Records from a collection of figures:

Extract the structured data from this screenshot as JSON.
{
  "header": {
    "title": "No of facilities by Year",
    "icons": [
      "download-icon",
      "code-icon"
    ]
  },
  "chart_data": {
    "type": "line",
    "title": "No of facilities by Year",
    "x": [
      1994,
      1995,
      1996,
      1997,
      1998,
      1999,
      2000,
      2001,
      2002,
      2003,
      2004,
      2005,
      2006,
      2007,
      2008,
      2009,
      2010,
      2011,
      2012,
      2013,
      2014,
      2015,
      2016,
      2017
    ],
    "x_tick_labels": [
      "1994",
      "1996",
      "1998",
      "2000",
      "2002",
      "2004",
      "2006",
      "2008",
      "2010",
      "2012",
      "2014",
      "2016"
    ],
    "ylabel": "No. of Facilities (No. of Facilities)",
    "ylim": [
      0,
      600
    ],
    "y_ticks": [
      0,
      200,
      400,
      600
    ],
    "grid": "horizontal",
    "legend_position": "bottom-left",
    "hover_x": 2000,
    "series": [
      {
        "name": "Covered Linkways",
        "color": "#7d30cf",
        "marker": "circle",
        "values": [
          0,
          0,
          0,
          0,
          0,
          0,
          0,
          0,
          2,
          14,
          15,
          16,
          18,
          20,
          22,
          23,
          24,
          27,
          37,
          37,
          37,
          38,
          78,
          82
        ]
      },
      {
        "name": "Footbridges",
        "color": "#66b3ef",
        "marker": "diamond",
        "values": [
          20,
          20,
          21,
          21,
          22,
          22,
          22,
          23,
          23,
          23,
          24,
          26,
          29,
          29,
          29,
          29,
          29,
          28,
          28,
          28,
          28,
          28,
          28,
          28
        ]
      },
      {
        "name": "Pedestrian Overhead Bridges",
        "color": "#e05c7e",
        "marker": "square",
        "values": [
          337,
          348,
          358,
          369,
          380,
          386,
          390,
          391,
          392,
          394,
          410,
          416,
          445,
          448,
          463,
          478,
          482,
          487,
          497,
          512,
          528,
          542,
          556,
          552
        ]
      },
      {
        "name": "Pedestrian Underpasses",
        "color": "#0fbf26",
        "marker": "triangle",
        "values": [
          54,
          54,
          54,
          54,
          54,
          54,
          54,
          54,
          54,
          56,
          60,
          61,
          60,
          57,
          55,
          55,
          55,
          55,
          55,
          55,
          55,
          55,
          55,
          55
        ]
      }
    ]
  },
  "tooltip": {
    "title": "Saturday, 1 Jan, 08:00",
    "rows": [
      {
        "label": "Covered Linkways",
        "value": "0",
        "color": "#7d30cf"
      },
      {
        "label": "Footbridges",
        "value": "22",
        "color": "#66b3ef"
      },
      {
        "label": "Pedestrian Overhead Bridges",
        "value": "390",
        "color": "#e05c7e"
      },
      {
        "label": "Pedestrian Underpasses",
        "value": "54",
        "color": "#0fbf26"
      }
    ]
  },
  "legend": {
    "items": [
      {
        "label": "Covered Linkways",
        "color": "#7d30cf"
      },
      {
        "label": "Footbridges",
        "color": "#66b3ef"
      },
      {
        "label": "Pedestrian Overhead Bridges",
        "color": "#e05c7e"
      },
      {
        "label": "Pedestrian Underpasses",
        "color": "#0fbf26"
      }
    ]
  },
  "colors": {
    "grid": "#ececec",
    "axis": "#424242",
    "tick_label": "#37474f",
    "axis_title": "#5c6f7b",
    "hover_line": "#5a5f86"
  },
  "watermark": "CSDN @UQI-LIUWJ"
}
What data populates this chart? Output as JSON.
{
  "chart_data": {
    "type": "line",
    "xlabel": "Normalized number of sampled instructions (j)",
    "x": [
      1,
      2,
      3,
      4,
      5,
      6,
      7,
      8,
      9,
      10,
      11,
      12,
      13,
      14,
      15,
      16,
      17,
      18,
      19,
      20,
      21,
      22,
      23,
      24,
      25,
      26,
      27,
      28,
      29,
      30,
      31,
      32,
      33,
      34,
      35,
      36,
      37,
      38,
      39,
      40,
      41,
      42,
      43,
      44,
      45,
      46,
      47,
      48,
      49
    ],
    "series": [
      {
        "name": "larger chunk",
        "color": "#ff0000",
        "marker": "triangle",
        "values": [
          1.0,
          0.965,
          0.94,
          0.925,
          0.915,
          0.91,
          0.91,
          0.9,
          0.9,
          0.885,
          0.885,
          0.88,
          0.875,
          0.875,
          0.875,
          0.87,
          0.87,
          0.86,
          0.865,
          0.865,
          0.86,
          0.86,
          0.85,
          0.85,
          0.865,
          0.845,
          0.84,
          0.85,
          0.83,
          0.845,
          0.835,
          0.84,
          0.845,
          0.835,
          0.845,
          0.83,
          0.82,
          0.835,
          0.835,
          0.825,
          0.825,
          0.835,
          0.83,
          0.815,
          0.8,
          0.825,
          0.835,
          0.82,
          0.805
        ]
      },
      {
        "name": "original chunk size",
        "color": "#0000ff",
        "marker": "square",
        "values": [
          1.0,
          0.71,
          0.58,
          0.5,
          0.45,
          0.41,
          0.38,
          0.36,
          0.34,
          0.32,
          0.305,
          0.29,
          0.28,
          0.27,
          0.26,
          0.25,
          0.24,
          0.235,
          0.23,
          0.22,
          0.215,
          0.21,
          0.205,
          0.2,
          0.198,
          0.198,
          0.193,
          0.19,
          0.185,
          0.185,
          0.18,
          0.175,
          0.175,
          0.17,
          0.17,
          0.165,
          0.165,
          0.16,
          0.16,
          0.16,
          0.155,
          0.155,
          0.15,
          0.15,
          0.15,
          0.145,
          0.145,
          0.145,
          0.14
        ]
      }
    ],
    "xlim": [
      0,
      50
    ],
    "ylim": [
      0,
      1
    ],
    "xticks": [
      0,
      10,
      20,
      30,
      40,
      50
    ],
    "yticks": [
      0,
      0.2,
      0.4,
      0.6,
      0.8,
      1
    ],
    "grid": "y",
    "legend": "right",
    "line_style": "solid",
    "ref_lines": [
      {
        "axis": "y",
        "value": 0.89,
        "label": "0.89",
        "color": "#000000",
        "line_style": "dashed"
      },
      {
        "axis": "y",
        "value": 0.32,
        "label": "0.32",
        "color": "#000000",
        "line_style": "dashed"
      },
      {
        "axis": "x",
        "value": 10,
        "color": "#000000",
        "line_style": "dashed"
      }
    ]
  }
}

__Written request__: Write out the records above again, keeping each one identical to the original.

__Worked answer__:
Extract the structured data from this screenshot as JSON.
{
  "header": {
    "title": "No of facilities by Year",
    "icons": [
      "download-icon",
      "code-icon"
    ]
  },
  "chart_data": {
    "type": "line",
    "title": "No of facilities by Year",
    "x": [
      1994,
      1995,
      1996,
      1997,
      1998,
      1999,
      2000,
      2001,
      2002,
      2003,
      2004,
      2005,
      2006,
      2007,
      2008,
      2009,
      2010,
      2011,
      2012,
      2013,
      2014,
      2015,
      2016,
      2017
    ],
    "x_tick_labels": [
      "1994",
      "1996",
      "1998",
      "2000",
      "2002",
      "2004",
      "2006",
      "2008",
      "2010",
      "2012",
      "2014",
      "2016"
    ],
    "ylabel": "No. of Facilities (No. of Facilities)",
    "ylim": [
      0,
      600
    ],
    "y_ticks": [
      0,
      200,
      400,
      600
    ],
    "grid": "horizontal",
    "legend_position": "bottom-left",
    "hover_x": 2000,
    "series": [
      {
        "name": "Covered Linkways",
        "color": "#7d30cf",
        "marker": "circle",
        "values": [
          0,
          0,
          0,
          0,
          0,
          0,
          0,
          0,
          2,
          14,
          15,
          16,
          18,
          20,
          22,
          23,
          24,
          27,
          37,
          37,
          37,
          38,
          78,
          82
        ]
      },
      {
        "name": "Footbridges",
        "color": "#66b3ef",
        "marker": "diamond",
        "values": [
          20,
          20,
          21,
          21,
          22,
          22,
          22,
          23,
          23,
          23,
          24,
          26,
          29,
          29,
          29,
          29,
          29,
          28,
          28,
          28,
          28,
          28,
          28,
          28
        ]
      },
      {
        "name": "Pedestrian Overhead Bridges",
        "color": "#e05c7e",
        "marker": "square",
        "values": [
          337,
          348,
          358,
          369,
          380,
          386,
          390,
          391,
          392,
          394,
          410,
          416,
          445,
          448,
          463,
          478,
          482,
          487,
          497,
          512,
          528,
          542,
          556,
          552
        ]
      },
      {
        "name": "Pedestrian Underpasses",
        "color": "#0fbf26",
        "marker": "triangle",
        "values": [
          54,
          54,
          54,
          54,
          54,
          54,
          54,
          54,
          54,
          56,
          60,
          61,
          60,
          57,
          55,
          55,
          55,
          55,
          55,
          55,
          55,
          55,
          55,
          55
        ]
      }
    ]
  },
  "tooltip": {
    "title": "Saturday, 1 Jan, 08:00",
    "rows": [
      {
        "label": "Covered Linkways",
        "value": "0",
        "color": "#7d30cf"
      },
      {
        "label": "Footbridges",
        "value": "22",
        "color": "#66b3ef"
      },
      {
        "label": "Pedestrian Overhead Bridges",
        "value": "390",
        "color": "#e05c7e"
      },
      {
        "label": "Pedestrian Underpasses",
        "value": "54",
        "color": "#0fbf26"
      }
    ]
  },
  "legend": {
    "items": [
      {
        "label": "Covered Linkways",
        "color": "#7d30cf"
      },
      {
        "label": "Footbridges",
        "color": "#66b3ef"
      },
      {
        "label": "Pedestrian Overhead Bridges",
        "color": "#e05c7e"
      },
      {
        "label": "Pedestrian Underpasses",
        "color": "#0fbf26"
      }
    ]
  },
  "colors": {
    "grid": "#ececec",
    "axis": "#424242",
    "tick_label": "#37474f",
    "axis_title": "#5c6f7b",
    "hover_line": "#5a5f86"
  },
  "watermark": "CSDN @UQI-LIUWJ"
}
What data populates this chart? Output as JSON.
{
  "chart_data": {
    "type": "line",
    "xlabel": "Normalized number of sampled instructions (j)",
    "x": [
      1,
      2,
      3,
      4,
      5,
      6,
      7,
      8,
      9,
      10,
      11,
      12,
      13,
      14,
      15,
      16,
      17,
      18,
      19,
      20,
      21,
      22,
      23,
      24,
      25,
      26,
      27,
      28,
      29,
      30,
      31,
      32,
      33,
      34,
      35,
      36,
      37,
      38,
      39,
      40,
      41,
      42,
      43,
      44,
      45,
      46,
      47,
      48,
      49
    ],
    "series": [
      {
        "name": "larger chunk",
        "color": "#ff0000",
        "marker": "triangle",
        "values": [
          1.0,
          0.965,
          0.94,
          0.925,
          0.915,
          0.91,
          0.91,
          0.9,
          0.9,
          0.885,
          0.885,
          0.88,
          0.875,
          0.875,
          0.875,
          0.87,
          0.87,
          0.86,
          0.865,
          0.865,
          0.86,
          0.86,
          0.85,
          0.85,
          0.865,
          0.845,
          0.84,
          0.85,
          0.83,
          0.845,
          0.835,
          0.84,
          0.845,
          0.835,
          0.845,
          0.83,
          0.82,
          0.835,
          0.835,
          0.825,
          0.825,
          0.835,
          0.83,
          0.815,
          0.8,
          0.825,
          0.835,
          0.82,
          0.805
        ]
      },
      {
        "name": "original chunk size",
        "color": "#0000ff",
        "marker": "square",
        "values": [
          1.0,
          0.71,
          0.58,
          0.5,
          0.45,
          0.41,
          0.38,
          0.36,
          0.34,
          0.32,
          0.305,
          0.29,
          0.28,
          0.27,
          0.26,
          0.25,
          0.24,
          0.235,
          0.23,
          0.22,
          0.215,
          0.21,
          0.205,
          0.2,
          0.198,
          0.198,
          0.193,
          0.19,
          0.185,
          0.185,
          0.18,
          0.175,
          0.175,
          0.17,
          0.17,
          0.165,
          0.165,
          0.16,
          0.16,
          0.16,
          0.155,
          0.155,
          0.15,
          0.15,
          0.15,
          0.145,
          0.145,
          0.145,
          0.14
        ]
      }
    ],
    "xlim": [
      0,
      50
    ],
    "ylim": [
      0,
      1
    ],
    "xticks": [
      0,
      10,
      20,
      30,
      40,
      50
    ],
    "yticks": [
      0,
      0.2,
      0.4,
      0.6,
      0.8,
      1
    ],
    "grid": "y",
    "legend": "right",
    "line_style": "solid",
    "ref_lines": [
      {
        "axis": "y",
        "value": 0.89,
        "label": "0.89",
        "color": "#000000",
        "line_style": "dashed"
      },
      {
        "axis": "y",
        "value": 0.32,
        "label": "0.32",
        "color": "#000000",
        "line_style": "dashed"
      },
      {
        "axis": "x",
        "value": 10,
        "color": "#000000",
        "line_style": "dashed"
      }
    ]
  }
}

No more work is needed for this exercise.